= PROBLEM REQUIREMENTS =
Set down each entry exactly as given; pictures should not appear in the copy.

[Some records]
---

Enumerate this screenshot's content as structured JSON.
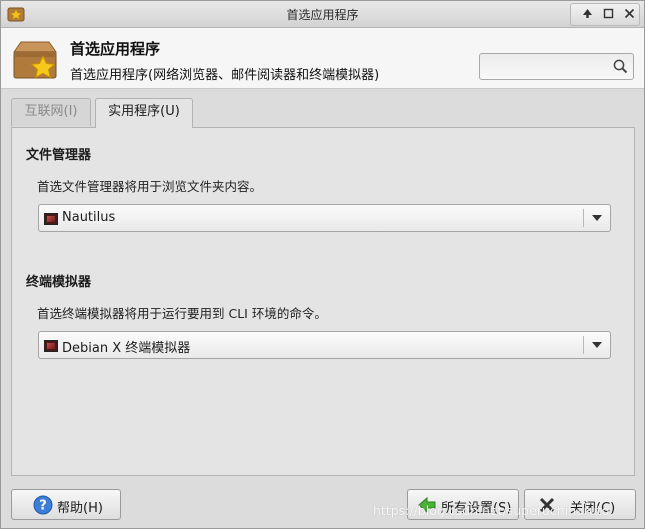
{
  "window": {
    "title": "首选应用程序"
  },
  "header": {
    "title": "首选应用程序",
    "subtitle": "首选应用程序(网络浏览器、邮件阅读器和终端模拟器)",
    "search_placeholder": ""
  },
  "tabs": [
    {
      "label": "互联网(I)",
      "active": false
    },
    {
      "label": "实用程序(U)",
      "active": true
    }
  ],
  "file_manager": {
    "title": "文件管理器",
    "description": "首选文件管理器将用于浏览文件夹内容。",
    "selected": "Nautilus"
  },
  "terminal": {
    "title": "终端模拟器",
    "description": "首选终端模拟器将用于运行要用到 CLI 环境的命令。",
    "selected": "Debian X 终端模拟器"
  },
  "buttons": {
    "help": "帮助(H)",
    "all_settings": "所有设置(S)",
    "close": "关闭(C)"
  },
  "watermark": "https://blog.csdn.net/superuchiharuto",
  "colors": {
    "window_bg": "#dcdcdc",
    "header_bg": "#f6f6f6",
    "accent_star": "#f5c21a"
  }
}
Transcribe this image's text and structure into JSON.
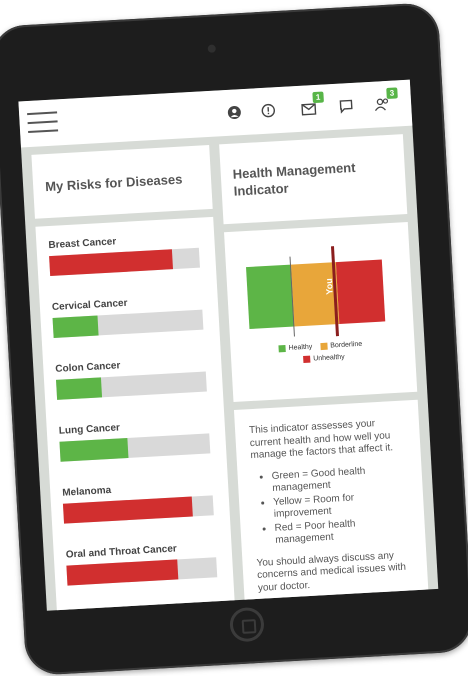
{
  "nav": {
    "badges": {
      "inbox": "1",
      "people": "3"
    }
  },
  "risks_card": {
    "title": "My Risks for Diseases",
    "items": [
      {
        "label": "Breast Cancer",
        "level": 0.82,
        "status": "unhealthy"
      },
      {
        "label": "Cervical Cancer",
        "level": 0.3,
        "status": "healthy"
      },
      {
        "label": "Colon Cancer",
        "level": 0.3,
        "status": "healthy"
      },
      {
        "label": "Lung Cancer",
        "level": 0.45,
        "status": "healthy"
      },
      {
        "label": "Melanoma",
        "level": 0.86,
        "status": "unhealthy"
      },
      {
        "label": "Oral and Throat Cancer",
        "level": 0.74,
        "status": "unhealthy"
      }
    ]
  },
  "indicator_card": {
    "title": "Health Management Indicator",
    "chart": {
      "marker_label": "You",
      "segments": [
        "healthy",
        "borderline",
        "unhealthy"
      ],
      "legend": {
        "healthy": "Healthy",
        "borderline": "Borderline",
        "unhealthy": "Unhealthy"
      }
    }
  },
  "info_card": {
    "intro": "This indicator assesses your current health and how well you manage the factors that affect it.",
    "bullets": [
      "Green = Good health management",
      "Yellow = Room for improvement",
      "Red = Poor health management"
    ],
    "outro": "You should always discuss any concerns and medical issues with your doctor."
  },
  "colors": {
    "healthy": "#5db547",
    "borderline": "#e8a63a",
    "unhealthy": "#d12f2f",
    "track": "#d9d9d9"
  }
}
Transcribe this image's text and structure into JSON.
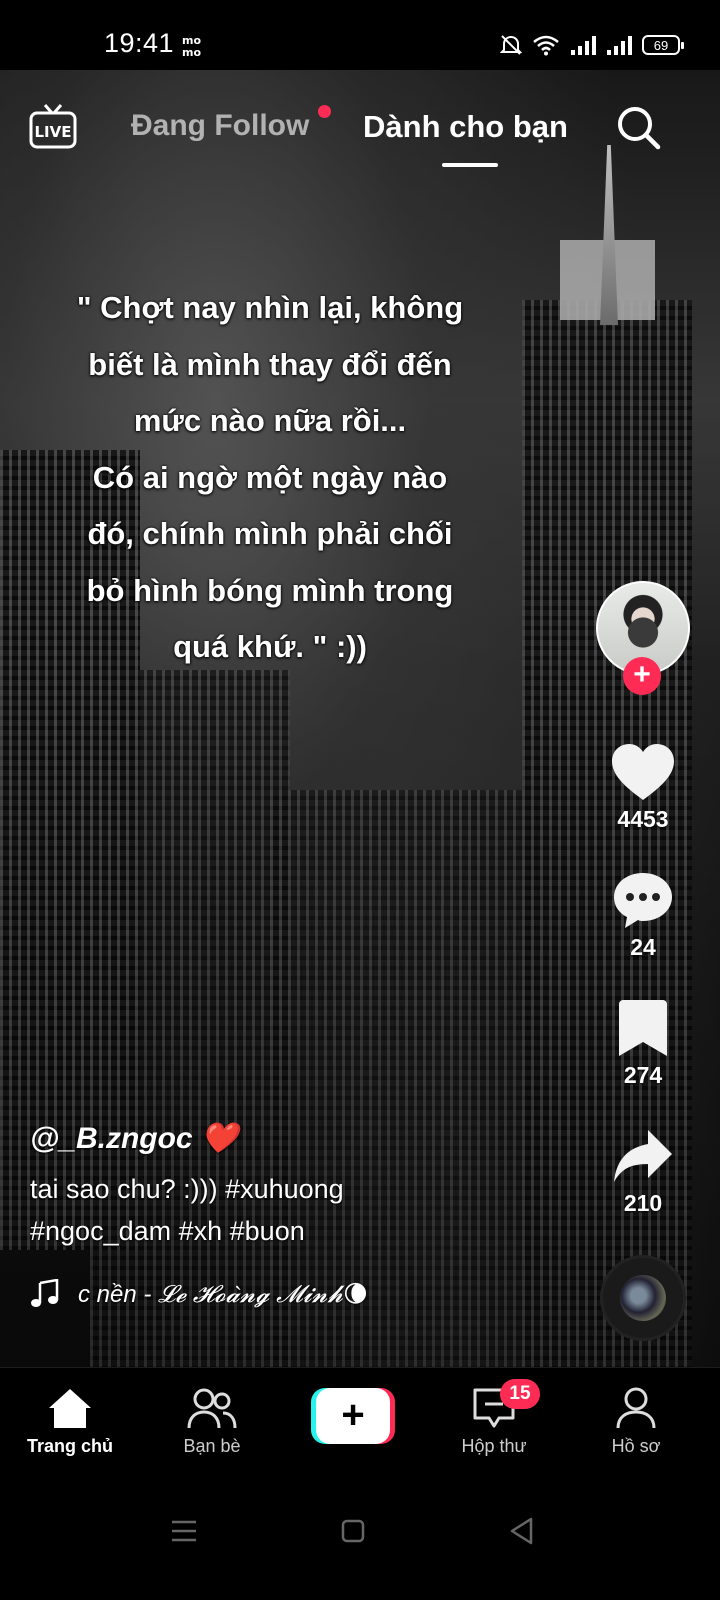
{
  "status_bar": {
    "time": "19:41",
    "battery": "69"
  },
  "top_nav": {
    "live_label": "LIVE",
    "following_label": "Đang Follow",
    "for_you_label": "Dành cho bạn"
  },
  "video": {
    "overlay_text": "\" Chợt nay nhìn lại, không\nbiết là mình thay đổi đến\nmức nào nữa rồi...\nCó ai ngờ một ngày nào\nđó, chính mình phải chối\nbỏ hình bóng mình trong\nquá khứ. \" :))"
  },
  "actions": {
    "likes": "4453",
    "comments": "24",
    "saves": "274",
    "shares": "210"
  },
  "post": {
    "username": "@_B.zngoc ❤️",
    "description": "tai sao chu? :))) #xuhuong #ngoc_dam #xh #buon",
    "music": "c nền - 𝓛𝓮 𝓗𝓸𝓪̀𝓷𝓰 𝓜𝓲𝓷𝓱🌘"
  },
  "bottom_nav": {
    "home": "Trang chủ",
    "friends": "Bạn bè",
    "inbox": "Hộp thư",
    "inbox_badge": "15",
    "profile": "Hồ sơ"
  },
  "colors": {
    "accent": "#fe2c55",
    "cyan": "#25f4ee"
  }
}
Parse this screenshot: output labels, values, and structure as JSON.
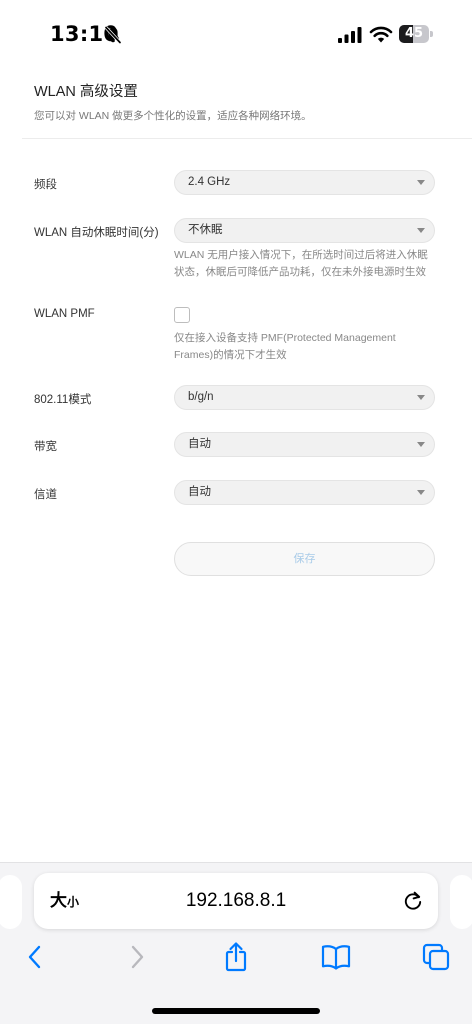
{
  "status_bar": {
    "time": "13:10",
    "battery_level": "45",
    "battery_fraction": 0.45,
    "icons": [
      "bell-slash-icon",
      "cellular-signal-icon",
      "wifi-icon",
      "battery-icon"
    ]
  },
  "page": {
    "title": "WLAN 高级设置",
    "description": "您可以对 WLAN 做更多个性化的设置，适应各种网络环境。"
  },
  "fields": {
    "band": {
      "label": "频段",
      "value": "2.4 GHz"
    },
    "sleep": {
      "label": "WLAN 自动休眠时间(分)",
      "value": "不休眠",
      "hint_line1": "WLAN 无用户接入情况下，在所选时间过后将进入休眠",
      "hint_line2": "状态，休眠后可降低产品功耗，仅在未外接电源时生效"
    },
    "pmf": {
      "label": "WLAN PMF",
      "checked": false,
      "hint_line1": "仅在接入设备支持 PMF(Protected Management",
      "hint_line2": "Frames)的情况下才生效"
    },
    "mode": {
      "label": "802.11模式",
      "value": "b/g/n"
    },
    "bandwidth": {
      "label": "带宽",
      "value": "自动"
    },
    "channel": {
      "label": "信道",
      "value": "自动"
    }
  },
  "save_label": "保存",
  "browser": {
    "text_size_big": "大",
    "text_size_small": "小",
    "url": "192.168.8.1",
    "toolbar_icons": [
      "back-icon",
      "forward-icon",
      "share-icon",
      "bookmarks-icon",
      "tabs-icon"
    ]
  },
  "colors": {
    "accent": "#007aff",
    "save_text": "#a9cbe8",
    "forward_disabled": "#b8b8bd"
  }
}
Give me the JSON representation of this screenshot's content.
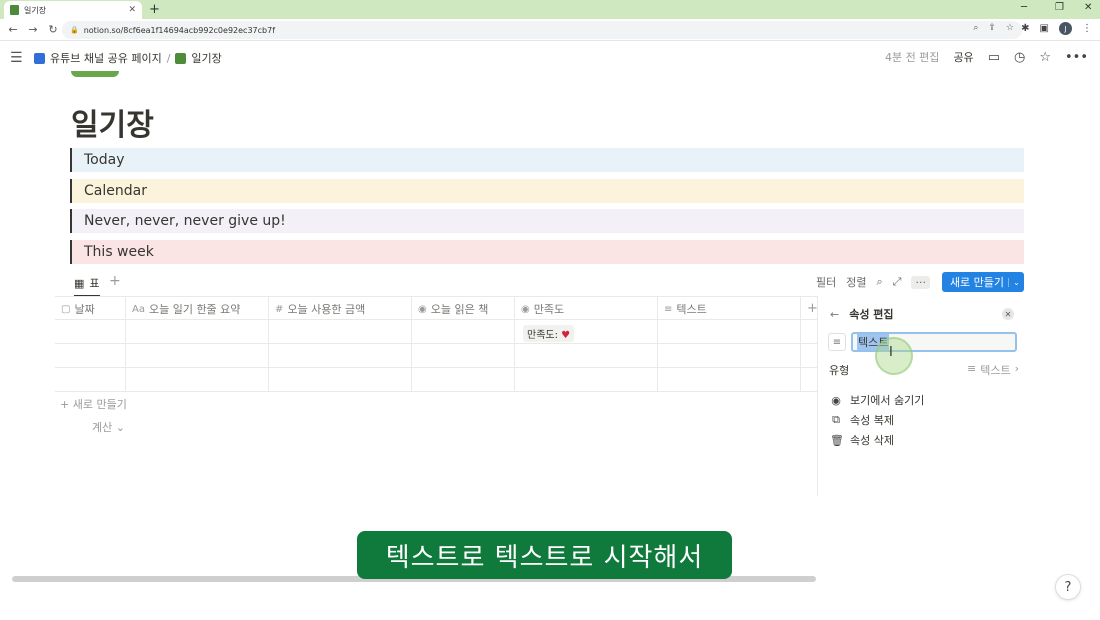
{
  "browser": {
    "tab_title": "일기장",
    "new_tab": "+",
    "url": "notion.so/8cf6ea1f14694acb992c0e92ec37cb7f",
    "profile_initial": "J"
  },
  "topbar": {
    "breadcrumb_parent": "유튜브 채널 공유 페이지",
    "breadcrumb_sep": "/",
    "breadcrumb_current": "일기장",
    "edited": "4분 전 편집",
    "share": "공유"
  },
  "page": {
    "title": "일기장",
    "callouts": [
      "Today",
      "Calendar",
      "Never, never, never give up!",
      "This week"
    ]
  },
  "database": {
    "view_label": "표",
    "filter": "필터",
    "sort": "정렬",
    "new_button": "새로 만들기",
    "columns": [
      {
        "icon": "▢",
        "label": "날짜"
      },
      {
        "icon": "Aa",
        "label": "오늘 일기 한줄 요약"
      },
      {
        "icon": "#",
        "label": "오늘 사용한 금액"
      },
      {
        "icon": "◉",
        "label": "오늘 읽은 책"
      },
      {
        "icon": "◉",
        "label": "만족도"
      },
      {
        "icon": "≡",
        "label": "텍스트"
      }
    ],
    "chip_label": "만족도:",
    "chip_heart": "♥",
    "new_row": "+ 새로 만들기",
    "calculate": "계산 ⌄"
  },
  "panel": {
    "title": "속성 편집",
    "name_value": "텍스트",
    "type_label": "유형",
    "type_value": "텍스트",
    "hide": "보기에서 숨기기",
    "duplicate": "속성 복제",
    "delete": "속성 삭제"
  },
  "caption": "텍스트로 텍스트로 시작해서",
  "help": "?"
}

---

= EXPECTED ANSWER =
Enumerate this screenshot's content as structured JSON.
{
  "window": {
    "title": "首选应用程序"
  },
  "header": {
    "title": "首选应用程序",
    "subtitle": "首选应用程序(网络浏览器、邮件阅读器和终端模拟器)",
    "search_placeholder": ""
  },
  "tabs": [
    {
      "label": "互联网(I)",
      "active": false
    },
    {
      "label": "实用程序(U)",
      "active": true
    }
  ],
  "file_manager": {
    "title": "文件管理器",
    "description": "首选文件管理器将用于浏览文件夹内容。",
    "selected": "Nautilus"
  },
  "terminal": {
    "title": "终端模拟器",
    "description": "首选终端模拟器将用于运行要用到 CLI 环境的命令。",
    "selected": "Debian X 终端模拟器"
  },
  "buttons": {
    "help": "帮助(H)",
    "all_settings": "所有设置(S)",
    "close": "关闭(C)"
  },
  "watermark": "https://blog.csdn.net/superuchiharuto",
  "colors": {
    "window_bg": "#dcdcdc",
    "header_bg": "#f6f6f6",
    "accent_star": "#f5c21a"
  }
}
Transcribe this image's text and structure into JSON.
{
  "nav": {
    "badges": {
      "inbox": "1",
      "people": "3"
    }
  },
  "risks_card": {
    "title": "My Risks for Diseases",
    "items": [
      {
        "label": "Breast Cancer",
        "level": 0.82,
        "status": "unhealthy"
      },
      {
        "label": "Cervical Cancer",
        "level": 0.3,
        "status": "healthy"
      },
      {
        "label": "Colon Cancer",
        "level": 0.3,
        "status": "healthy"
      },
      {
        "label": "Lung Cancer",
        "level": 0.45,
        "status": "healthy"
      },
      {
        "label": "Melanoma",
        "level": 0.86,
        "status": "unhealthy"
      },
      {
        "label": "Oral and Throat Cancer",
        "level": 0.74,
        "status": "unhealthy"
      }
    ]
  },
  "indicator_card": {
    "title": "Health Management Indicator",
    "chart": {
      "marker_label": "You",
      "segments": [
        "healthy",
        "borderline",
        "unhealthy"
      ],
      "legend": {
        "healthy": "Healthy",
        "borderline": "Borderline",
        "unhealthy": "Unhealthy"
      }
    }
  },
  "info_card": {
    "intro": "This indicator assesses your current health and how well you manage the factors that affect it.",
    "bullets": [
      "Green = Good health management",
      "Yellow = Room for improvement",
      "Red = Poor health management"
    ],
    "outro": "You should always discuss any concerns and medical issues with your doctor."
  },
  "colors": {
    "healthy": "#5db547",
    "borderline": "#e8a63a",
    "unhealthy": "#d12f2f",
    "track": "#d9d9d9"
  }
}
Transcribe this image's text and structure into JSON.
{
  "status_bar": {
    "time": "19:41",
    "battery": "69"
  },
  "top_nav": {
    "live_label": "LIVE",
    "following_label": "Đang Follow",
    "for_you_label": "Dành cho bạn"
  },
  "video": {
    "overlay_text": "\" Chợt nay nhìn lại, không\nbiết là mình thay đổi đến\nmức nào nữa rồi...\nCó ai ngờ một ngày nào\nđó, chính mình phải chối\nbỏ hình bóng mình trong\nquá khứ. \" :))"
  },
  "actions": {
    "likes": "4453",
    "comments": "24",
    "saves": "274",
    "shares": "210"
  },
  "post": {
    "username": "@_B.zngoc ❤️",
    "description": "tai sao chu? :))) #xuhuong #ngoc_dam #xh #buon",
    "music": "c nền - 𝓛𝓮 𝓗𝓸𝓪̀𝓷𝓰 𝓜𝓲𝓷𝓱🌘"
  },
  "bottom_nav": {
    "home": "Trang chủ",
    "friends": "Bạn bè",
    "inbox": "Hộp thư",
    "inbox_badge": "15",
    "profile": "Hồ sơ"
  },
  "colors": {
    "accent": "#fe2c55",
    "cyan": "#25f4ee"
  }
}
Parse this screenshot: output labels, values, and structure as JSON.
{
  "status_bar": {
    "time": "13:10",
    "battery_level": "45",
    "battery_fraction": 0.45,
    "icons": [
      "bell-slash-icon",
      "cellular-signal-icon",
      "wifi-icon",
      "battery-icon"
    ]
  },
  "page": {
    "title": "WLAN 高级设置",
    "description": "您可以对 WLAN 做更多个性化的设置，适应各种网络环境。"
  },
  "fields": {
    "band": {
      "label": "频段",
      "value": "2.4 GHz"
    },
    "sleep": {
      "label": "WLAN 自动休眠时间(分)",
      "value": "不休眠",
      "hint_line1": "WLAN 无用户接入情况下，在所选时间过后将进入休眠",
      "hint_line2": "状态，休眠后可降低产品功耗，仅在未外接电源时生效"
    },
    "pmf": {
      "label": "WLAN PMF",
      "checked": false,
      "hint_line1": "仅在接入设备支持 PMF(Protected Management",
      "hint_line2": "Frames)的情况下才生效"
    },
    "mode": {
      "label": "802.11模式",
      "value": "b/g/n"
    },
    "bandwidth": {
      "label": "带宽",
      "value": "自动"
    },
    "channel": {
      "label": "信道",
      "value": "自动"
    }
  },
  "save_label": "保存",
  "browser": {
    "text_size_big": "大",
    "text_size_small": "小",
    "url": "192.168.8.1",
    "toolbar_icons": [
      "back-icon",
      "forward-icon",
      "share-icon",
      "bookmarks-icon",
      "tabs-icon"
    ]
  },
  "colors": {
    "accent": "#007aff",
    "save_text": "#a9cbe8",
    "forward_disabled": "#b8b8bd"
  }
}
Give me the JSON representation of this screenshot's content.
{
  "browser": {
    "tab_title": "일기장",
    "new_tab": "+",
    "url": "notion.so/8cf6ea1f14694acb992c0e92ec37cb7f",
    "profile_initial": "J"
  },
  "topbar": {
    "breadcrumb_parent": "유튜브 채널 공유 페이지",
    "breadcrumb_sep": "/",
    "breadcrumb_current": "일기장",
    "edited": "4분 전 편집",
    "share": "공유"
  },
  "page": {
    "title": "일기장",
    "callouts": [
      "Today",
      "Calendar",
      "Never, never, never give up!",
      "This week"
    ]
  },
  "database": {
    "view_label": "표",
    "filter": "필터",
    "sort": "정렬",
    "new_button": "새로 만들기",
    "columns": [
      {
        "icon": "▢",
        "label": "날짜"
      },
      {
        "icon": "Aa",
        "label": "오늘 일기 한줄 요약"
      },
      {
        "icon": "#",
        "label": "오늘 사용한 금액"
      },
      {
        "icon": "◉",
        "label": "오늘 읽은 책"
      },
      {
        "icon": "◉",
        "label": "만족도"
      },
      {
        "icon": "≡",
        "label": "텍스트"
      }
    ],
    "chip_label": "만족도:",
    "chip_heart": "♥",
    "new_row": "+ 새로 만들기",
    "calculate": "계산 ⌄"
  },
  "panel": {
    "title": "속성 편집",
    "name_value": "텍스트",
    "type_label": "유형",
    "type_value": "텍스트",
    "hide": "보기에서 숨기기",
    "duplicate": "속성 복제",
    "delete": "속성 삭제"
  },
  "caption": "텍스트로 텍스트로 시작해서",
  "help": "?"
}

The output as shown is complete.